— start Entries shown —

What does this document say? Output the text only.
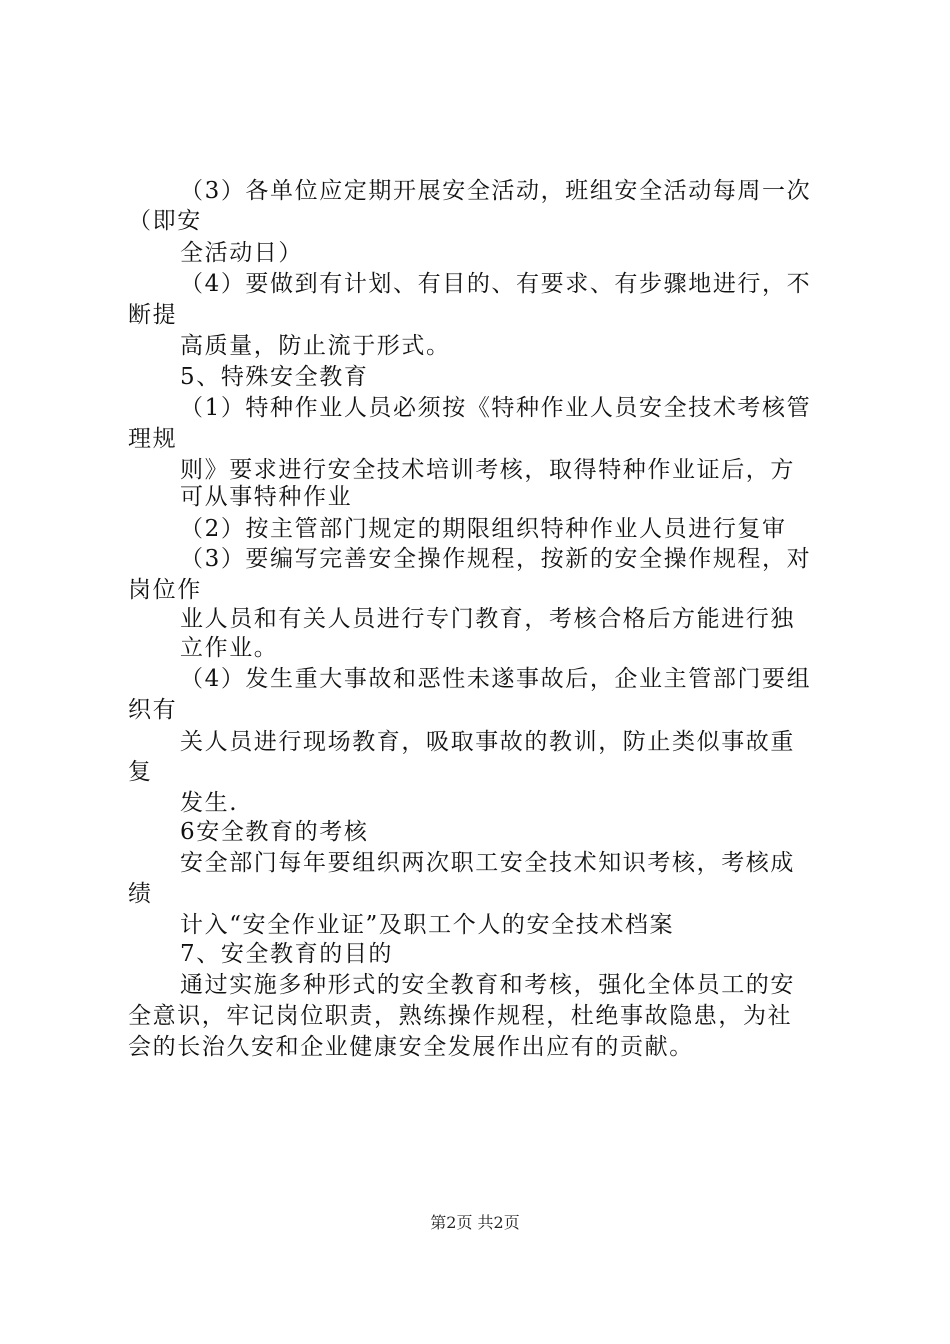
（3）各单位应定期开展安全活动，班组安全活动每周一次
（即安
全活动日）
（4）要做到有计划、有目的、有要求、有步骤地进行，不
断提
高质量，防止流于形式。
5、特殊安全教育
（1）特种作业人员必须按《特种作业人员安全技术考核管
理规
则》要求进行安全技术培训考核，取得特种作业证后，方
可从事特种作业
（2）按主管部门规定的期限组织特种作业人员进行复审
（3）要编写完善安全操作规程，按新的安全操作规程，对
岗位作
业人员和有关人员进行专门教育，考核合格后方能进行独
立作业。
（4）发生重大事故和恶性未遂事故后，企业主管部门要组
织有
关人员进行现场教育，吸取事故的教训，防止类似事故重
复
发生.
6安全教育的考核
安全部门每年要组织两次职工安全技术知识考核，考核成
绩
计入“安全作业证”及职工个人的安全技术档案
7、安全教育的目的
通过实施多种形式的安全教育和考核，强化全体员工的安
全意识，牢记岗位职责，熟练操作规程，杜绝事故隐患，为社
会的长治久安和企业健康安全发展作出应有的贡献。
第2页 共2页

— end Entries shown —
— start Entries shown —

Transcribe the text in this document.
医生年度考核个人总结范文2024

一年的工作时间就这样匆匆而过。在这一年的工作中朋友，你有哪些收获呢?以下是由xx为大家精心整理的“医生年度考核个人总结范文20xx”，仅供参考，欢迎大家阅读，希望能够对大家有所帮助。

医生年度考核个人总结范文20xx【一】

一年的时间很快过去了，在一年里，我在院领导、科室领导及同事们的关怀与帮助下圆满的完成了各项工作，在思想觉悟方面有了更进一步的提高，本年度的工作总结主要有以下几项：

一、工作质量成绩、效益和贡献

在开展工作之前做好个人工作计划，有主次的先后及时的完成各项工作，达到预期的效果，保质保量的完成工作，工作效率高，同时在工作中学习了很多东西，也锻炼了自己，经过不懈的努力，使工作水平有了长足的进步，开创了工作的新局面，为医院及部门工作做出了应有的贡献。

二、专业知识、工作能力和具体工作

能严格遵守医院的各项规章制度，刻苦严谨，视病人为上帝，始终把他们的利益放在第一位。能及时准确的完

— end Entries shown —
— start Entries shown —

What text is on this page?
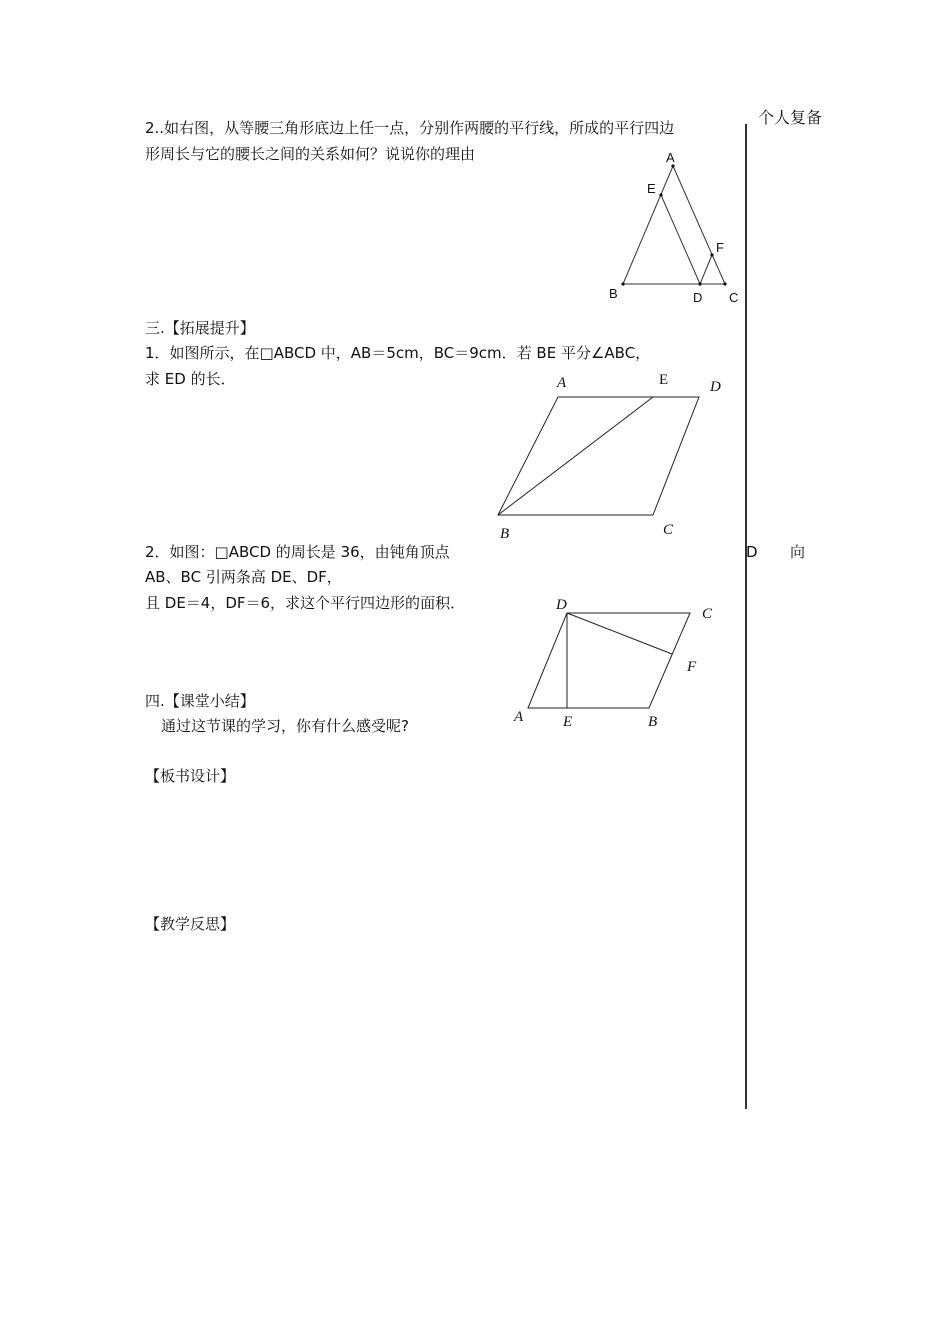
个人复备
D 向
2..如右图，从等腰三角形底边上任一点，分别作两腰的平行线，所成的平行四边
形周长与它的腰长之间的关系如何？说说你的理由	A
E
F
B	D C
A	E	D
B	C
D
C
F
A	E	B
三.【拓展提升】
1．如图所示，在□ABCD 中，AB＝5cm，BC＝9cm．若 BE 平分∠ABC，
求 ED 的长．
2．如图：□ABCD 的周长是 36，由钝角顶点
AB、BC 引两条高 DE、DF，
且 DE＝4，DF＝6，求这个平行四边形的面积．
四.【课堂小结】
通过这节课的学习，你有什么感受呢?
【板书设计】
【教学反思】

— end Entries shown —

Pick out and copy every line that contains the word "text".

» **Output**:
What does this document say? Output the text only.
Transcribe the text in this document.
What text is on this page?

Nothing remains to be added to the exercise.